Trecho selecionado:
A primeira lembrança que a gente tem é do alpendre vermelho, com aqueles tapetes de fita de retalho que formam um xadrez colorido. Toda as casas eram meio parecidas, ninguém se sobressaia nisso. A gente nunca soube que aquele era um bairro de gente pobre. Não fazíamos diferencia entres as pessoas por esse critério.
Aos poucos, as casas foram sendo reformadas ampliadas, mas era só questão de ajustes para caber mais gente. Todo mundo ia se casando, tendo filhos e ficando por ali. Na nossa cabeça de criança, aquilo tudo era o mundo inteiro. Não tinha vontade de sair dali, nem de ter uma vida diferente. Quando a gente pensava no futuro, só imaginava como seria a experiência de fazer as mesmas coisas que nossos tios e pais faziam. Nossa vez de ir para matinê, nossa vez de trabalhar na loja de sapato da rua de trás, nossa vez de fazer faculdade no centro, de pegar ônibus à noite e ter a avó esperando perto da parada de ônibus para não chegarmos sozinhas no escuto.
Quem tinha o próprio negócio era dona de vendinha. Vendia botões, cartolinas, laranjinha ou chicletes (era o único produto que nos interessava no bar do Seu Galego). Talvez, ainda hoje muitos gente lá ainda encare o empreendedorismo como um complemento de renda ou uma forma de sobrevivência.
Onde a gente cresceu, não tinha necessidade de pensar em nada mais do que pagar as contas do mês. Lógico que tudo evoluiu. Não são mais pessoas leigas como éramos naquela época. Mas a cultura do trabalho fixo ainda é uma realidade, não só no nosso antigo bairro, mas para boa parte da população.
Quando a gente se lembra disso, a sensação é de nostalgia, de saudade da segurança que a gente sentia quando pensava nas opções para o futuro. A liberdade de escolha estava na inocência da brincadeira de rua imaginando ser dentista, costureira das roupas das Barbies, dona do verdurão, vendedora de roupa na feira da cidade.

Informações extraídas:

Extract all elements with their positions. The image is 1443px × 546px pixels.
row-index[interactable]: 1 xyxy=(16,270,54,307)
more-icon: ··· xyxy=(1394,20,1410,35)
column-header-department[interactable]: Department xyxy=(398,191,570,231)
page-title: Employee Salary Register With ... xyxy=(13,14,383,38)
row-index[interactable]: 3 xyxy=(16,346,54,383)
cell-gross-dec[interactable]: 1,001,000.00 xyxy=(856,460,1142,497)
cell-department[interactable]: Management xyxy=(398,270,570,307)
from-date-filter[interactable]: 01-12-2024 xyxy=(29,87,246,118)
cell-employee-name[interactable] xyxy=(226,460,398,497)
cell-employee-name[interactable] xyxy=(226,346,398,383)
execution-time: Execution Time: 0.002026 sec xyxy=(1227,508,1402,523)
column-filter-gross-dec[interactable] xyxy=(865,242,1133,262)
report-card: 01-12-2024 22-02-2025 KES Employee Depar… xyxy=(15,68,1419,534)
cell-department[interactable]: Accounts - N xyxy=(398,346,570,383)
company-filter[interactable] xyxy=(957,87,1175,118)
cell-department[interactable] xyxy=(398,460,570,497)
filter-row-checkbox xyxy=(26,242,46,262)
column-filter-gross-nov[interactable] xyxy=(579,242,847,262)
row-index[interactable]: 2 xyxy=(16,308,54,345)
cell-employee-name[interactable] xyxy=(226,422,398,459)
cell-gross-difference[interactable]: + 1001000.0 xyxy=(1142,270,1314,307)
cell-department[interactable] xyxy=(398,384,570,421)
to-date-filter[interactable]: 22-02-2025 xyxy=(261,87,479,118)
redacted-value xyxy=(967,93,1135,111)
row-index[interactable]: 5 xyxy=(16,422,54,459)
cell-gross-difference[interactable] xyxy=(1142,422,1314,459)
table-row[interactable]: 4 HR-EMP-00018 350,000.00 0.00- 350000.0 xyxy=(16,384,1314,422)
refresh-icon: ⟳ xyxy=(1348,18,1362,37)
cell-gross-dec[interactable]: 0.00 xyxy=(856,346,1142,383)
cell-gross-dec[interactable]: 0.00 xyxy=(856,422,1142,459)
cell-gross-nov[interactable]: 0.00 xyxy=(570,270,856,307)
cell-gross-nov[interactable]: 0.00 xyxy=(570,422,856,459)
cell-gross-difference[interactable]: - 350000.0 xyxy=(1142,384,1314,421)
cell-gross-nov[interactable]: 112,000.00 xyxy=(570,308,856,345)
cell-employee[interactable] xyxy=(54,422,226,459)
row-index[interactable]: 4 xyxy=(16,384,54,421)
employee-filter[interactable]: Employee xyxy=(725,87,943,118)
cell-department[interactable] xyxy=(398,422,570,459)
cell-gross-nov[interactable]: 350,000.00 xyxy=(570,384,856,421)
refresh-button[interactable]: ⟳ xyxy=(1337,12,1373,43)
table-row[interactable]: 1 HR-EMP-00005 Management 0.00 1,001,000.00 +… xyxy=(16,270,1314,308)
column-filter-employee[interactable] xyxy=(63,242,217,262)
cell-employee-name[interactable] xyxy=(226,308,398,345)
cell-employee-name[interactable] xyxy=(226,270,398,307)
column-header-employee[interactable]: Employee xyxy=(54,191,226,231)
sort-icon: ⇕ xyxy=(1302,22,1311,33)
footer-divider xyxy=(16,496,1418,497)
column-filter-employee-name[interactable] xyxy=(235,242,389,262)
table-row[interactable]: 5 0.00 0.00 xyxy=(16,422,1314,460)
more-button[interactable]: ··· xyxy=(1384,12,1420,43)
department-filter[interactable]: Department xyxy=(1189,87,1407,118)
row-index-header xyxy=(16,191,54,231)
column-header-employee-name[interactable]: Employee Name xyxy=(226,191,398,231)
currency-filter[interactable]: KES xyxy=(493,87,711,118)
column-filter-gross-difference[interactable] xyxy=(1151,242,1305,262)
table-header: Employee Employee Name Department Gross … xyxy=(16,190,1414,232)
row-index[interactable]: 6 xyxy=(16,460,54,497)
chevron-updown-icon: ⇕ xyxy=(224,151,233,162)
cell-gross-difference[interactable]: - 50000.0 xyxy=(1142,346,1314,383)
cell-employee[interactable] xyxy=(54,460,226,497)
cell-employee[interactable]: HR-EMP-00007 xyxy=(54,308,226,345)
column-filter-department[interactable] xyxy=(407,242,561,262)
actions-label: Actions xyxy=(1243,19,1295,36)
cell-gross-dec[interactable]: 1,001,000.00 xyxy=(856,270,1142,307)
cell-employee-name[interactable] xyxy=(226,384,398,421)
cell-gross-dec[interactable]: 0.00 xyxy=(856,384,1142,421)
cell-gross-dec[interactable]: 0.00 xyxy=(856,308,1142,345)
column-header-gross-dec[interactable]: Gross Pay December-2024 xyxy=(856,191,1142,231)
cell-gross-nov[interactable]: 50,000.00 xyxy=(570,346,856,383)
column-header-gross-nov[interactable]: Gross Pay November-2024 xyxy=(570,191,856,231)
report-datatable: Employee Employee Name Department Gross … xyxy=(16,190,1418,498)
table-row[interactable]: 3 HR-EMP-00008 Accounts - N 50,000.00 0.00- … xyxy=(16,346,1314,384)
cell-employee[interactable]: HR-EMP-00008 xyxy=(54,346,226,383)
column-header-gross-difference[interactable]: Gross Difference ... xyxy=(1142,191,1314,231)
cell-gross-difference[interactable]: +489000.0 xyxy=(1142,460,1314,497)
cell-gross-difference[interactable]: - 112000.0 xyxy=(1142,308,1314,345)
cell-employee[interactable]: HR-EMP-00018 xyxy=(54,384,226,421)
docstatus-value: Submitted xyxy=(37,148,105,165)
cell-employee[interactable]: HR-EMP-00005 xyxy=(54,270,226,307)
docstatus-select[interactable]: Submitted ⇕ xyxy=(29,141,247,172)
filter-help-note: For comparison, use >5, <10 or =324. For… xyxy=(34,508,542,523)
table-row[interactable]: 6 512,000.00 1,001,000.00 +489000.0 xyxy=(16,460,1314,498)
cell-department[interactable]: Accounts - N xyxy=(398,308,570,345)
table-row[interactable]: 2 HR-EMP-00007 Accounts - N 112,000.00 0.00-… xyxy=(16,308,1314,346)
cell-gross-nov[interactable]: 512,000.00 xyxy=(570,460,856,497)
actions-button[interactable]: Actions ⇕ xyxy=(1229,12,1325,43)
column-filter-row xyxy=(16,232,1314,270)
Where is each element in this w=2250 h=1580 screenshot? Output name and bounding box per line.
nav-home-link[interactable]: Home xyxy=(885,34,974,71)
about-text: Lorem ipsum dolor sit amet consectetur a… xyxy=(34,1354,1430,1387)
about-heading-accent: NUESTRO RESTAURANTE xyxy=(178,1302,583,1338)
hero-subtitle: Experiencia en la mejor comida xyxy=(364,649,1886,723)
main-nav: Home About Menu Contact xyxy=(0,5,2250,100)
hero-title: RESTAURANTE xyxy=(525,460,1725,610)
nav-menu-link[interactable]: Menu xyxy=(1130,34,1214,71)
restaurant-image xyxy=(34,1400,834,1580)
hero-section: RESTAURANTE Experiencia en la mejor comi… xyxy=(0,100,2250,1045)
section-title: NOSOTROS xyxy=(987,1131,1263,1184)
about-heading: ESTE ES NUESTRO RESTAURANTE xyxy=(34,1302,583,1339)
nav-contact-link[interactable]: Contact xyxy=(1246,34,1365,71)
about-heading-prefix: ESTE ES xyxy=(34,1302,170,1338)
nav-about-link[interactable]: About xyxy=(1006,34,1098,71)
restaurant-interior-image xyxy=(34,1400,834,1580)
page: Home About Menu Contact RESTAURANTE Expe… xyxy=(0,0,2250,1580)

Instrução 1:
Copie do texto sobre o bairro da infância o trecho que começa em "Quando a gente se" e termina em "feira da cidade.".
Instrução 2:
Escreva o que vem depois da última frase do texto sobre o bairro da infância, dando continuidade a ele.
As entradas não servem para nada aqui.

Resposta do exercício 1:
Quando a gente se lembra disso, a sensação é de nostalgia, de saudade da segurança que a gente sentia quando pensava nas opções para o futuro. A liberdade de escolha estava na inocência da brincadeira de rua imaginando ser dentista, costureira das roupas das Barbies, dona do verdurão, vendedora de roupa na feira da cidade.

Resposta do exercício 2:
Engraçado como, nos nossos sonhos de criança, a gente sempre foi empresária. Não é o que a gente esperava que acontecesse, mas era o que a gente idealizava como diversão. A gente achava que a pessoa que vendia algumas coisas era muito importante, porque ela tinha de sobra algo que a gente queria ter e não podia. Hoje, sendo um misto de empresária com recepcionistas, vendedoras, marqueteiras e contadoras da loja, temos a percepção de que a graça da brincadeira era ter tempo de qualidade. Nas brincadeiras não tinha relógio de ponto. A gente fazia o que queria e sempre era bem sucedida. Quem dera o caminho fosse tão curto.
Quem dera fosse só abrir as portas e as clientes chegariam em peso. Quem dera o fornecedor não pisasse na bola. Quem dera a burocracia e a mão pesada do Estado não deixasse o negócio tão caro. Quem dera não tivesse, todos os dias, a espada do medo do fracasso sobre nossas cabeças.
Algumas de nós nunca foi a uma matinê, nem teve a oportunidade de ter a avó esperando na parada de ônibus, mas a gente virou empresária. Agent virou dona da Loja Maria Terê, uma das melhores opções de alfaiataria Comfy de Brasília.
No próximo mês, a Maria Terê completará três anos. Uma professora, um psicóloga, uma jornalista e uma universitária. Somos também mães, donas de casa, donas de pet e lutamos para ser, pelo menos, frequentes na academia. E somos empresárias. Poderia ser em uma vendinha na rua de trás, mas nós saímos da nossa bolha.
As primeiras lembranças que a gente tem sobre a nossa vida é de leveza e simplicidade. De alguma forma, a gente consegue refletir isso no nosso negócio. Leveza, simplicidade e vontade de crescer.
E você? Qual é a primeira lembrança que você tem sobre sua vida? E qual é última lembrança leve que você tem sobre a forma como tem vivido?
Isso rende uma próxima conversa!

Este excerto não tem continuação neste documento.